▶ [Exercise task]: Set down the records once more, please, exactly and with the pictures left out.

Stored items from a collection
════════
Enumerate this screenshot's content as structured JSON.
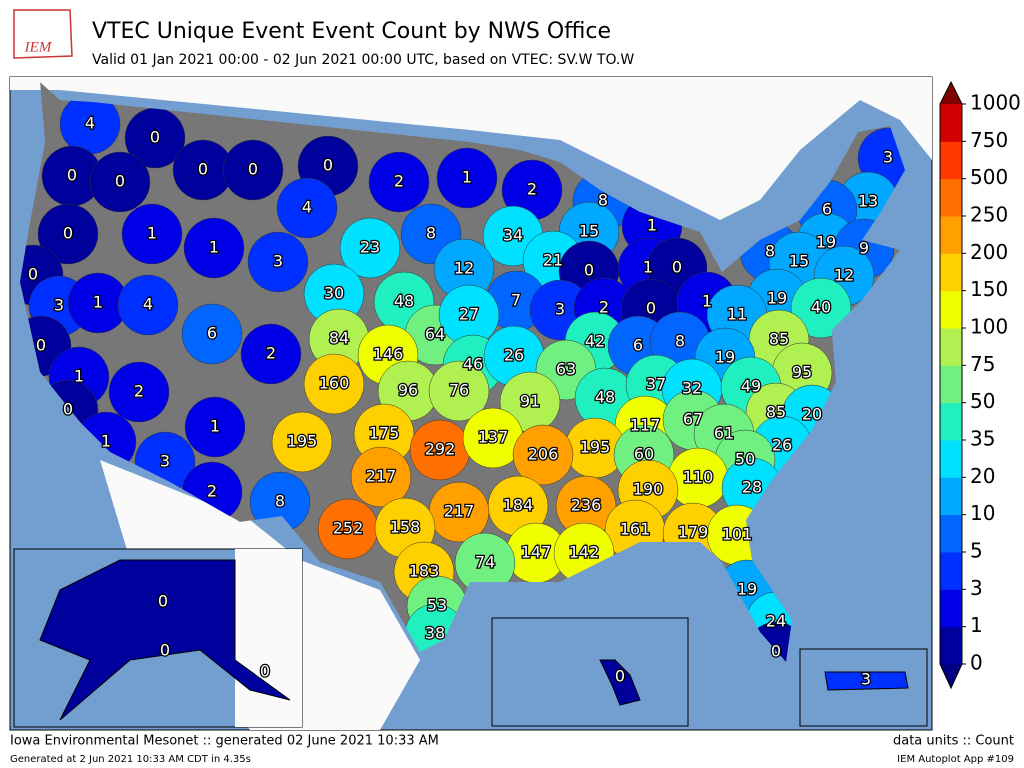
{
  "header": {
    "logo": "IEM",
    "title": "VTEC Unique Event Event Count by NWS Office",
    "subtitle": "Valid 01 Jan 2021 00:00 - 02 Jun 2021 00:00 UTC, based on VTEC: SV.W TO.W"
  },
  "map": {
    "labels": [
      4,
      0,
      0,
      0,
      0,
      0,
      0,
      2,
      1,
      2,
      8,
      1,
      3,
      13,
      6,
      4,
      0,
      1,
      1,
      3,
      23,
      8,
      34,
      15,
      19,
      9,
      21,
      12,
      0,
      1,
      0,
      8,
      15,
      12,
      0,
      3,
      1,
      4,
      30,
      48,
      7,
      3,
      2,
      0,
      1,
      19,
      40,
      6,
      2,
      84,
      64,
      27,
      11,
      0,
      146,
      46,
      26,
      42,
      63,
      6,
      8,
      85,
      1,
      2,
      160,
      96,
      76,
      19,
      95,
      91,
      48,
      37,
      32,
      49,
      0,
      85,
      20,
      195,
      175,
      292,
      137,
      117,
      67,
      61,
      1,
      1,
      195,
      206,
      60,
      26,
      50,
      3,
      217,
      110,
      190,
      28,
      2,
      8,
      184,
      236,
      217,
      252,
      158,
      161,
      179,
      101,
      147,
      142,
      74,
      183,
      19,
      53,
      38,
      24,
      0,
      0,
      0,
      0,
      0,
      3
    ]
  },
  "colorbar": {
    "ticks": [
      0,
      1,
      3,
      5,
      10,
      20,
      35,
      50,
      75,
      100,
      150,
      200,
      250,
      500,
      750,
      1000
    ],
    "colors": [
      "#00009c",
      "#0000e6",
      "#0030ff",
      "#0066ff",
      "#00a8ff",
      "#00e0ff",
      "#20f0c0",
      "#70f080",
      "#b0f050",
      "#f0ff00",
      "#ffd000",
      "#ffa000",
      "#ff7000",
      "#ff3800",
      "#d00000"
    ],
    "over": "#800000",
    "under": "#000080"
  },
  "footer": {
    "left": "Iowa Environmental Mesonet :: generated 02 June 2021 10:33 AM",
    "left_small": "Generated at 2 Jun 2021 10:33 AM CDT in 4.35s",
    "right": "data units :: Count",
    "right_small": "IEM Autoplot App #109"
  }
}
════════
▶ [Exercise solution]:
Enumerate this screenshot's content as structured JSON.
{
  "header": {
    "logo": "IEM",
    "title": "VTEC Unique Event Event Count by NWS Office",
    "subtitle": "Valid 01 Jan 2021 00:00 - 02 Jun 2021 00:00 UTC, based on VTEC: SV.W TO.W"
  },
  "map": {
    "labels": [
      4,
      0,
      0,
      0,
      0,
      0,
      0,
      2,
      1,
      2,
      8,
      1,
      3,
      13,
      6,
      4,
      0,
      1,
      1,
      3,
      23,
      8,
      34,
      15,
      19,
      9,
      21,
      12,
      0,
      1,
      0,
      8,
      15,
      12,
      0,
      3,
      1,
      4,
      30,
      48,
      7,
      3,
      2,
      0,
      1,
      19,
      40,
      6,
      2,
      84,
      64,
      27,
      11,
      0,
      146,
      46,
      26,
      42,
      63,
      6,
      8,
      85,
      1,
      2,
      160,
      96,
      76,
      19,
      95,
      91,
      48,
      37,
      32,
      49,
      0,
      85,
      20,
      195,
      175,
      292,
      137,
      117,
      67,
      61,
      1,
      1,
      195,
      206,
      60,
      26,
      50,
      3,
      217,
      110,
      190,
      28,
      2,
      8,
      184,
      236,
      217,
      252,
      158,
      161,
      179,
      101,
      147,
      142,
      74,
      183,
      19,
      53,
      38,
      24,
      0,
      0,
      0,
      0,
      0,
      3
    ]
  },
  "colorbar": {
    "ticks": [
      0,
      1,
      3,
      5,
      10,
      20,
      35,
      50,
      75,
      100,
      150,
      200,
      250,
      500,
      750,
      1000
    ],
    "colors": [
      "#00009c",
      "#0000e6",
      "#0030ff",
      "#0066ff",
      "#00a8ff",
      "#00e0ff",
      "#20f0c0",
      "#70f080",
      "#b0f050",
      "#f0ff00",
      "#ffd000",
      "#ffa000",
      "#ff7000",
      "#ff3800",
      "#d00000"
    ],
    "over": "#800000",
    "under": "#000080"
  },
  "footer": {
    "left": "Iowa Environmental Mesonet :: generated 02 June 2021 10:33 AM",
    "left_small": "Generated at 2 Jun 2021 10:33 AM CDT in 4.35s",
    "right": "data units :: Count",
    "right_small": "IEM Autoplot App #109"
  }
}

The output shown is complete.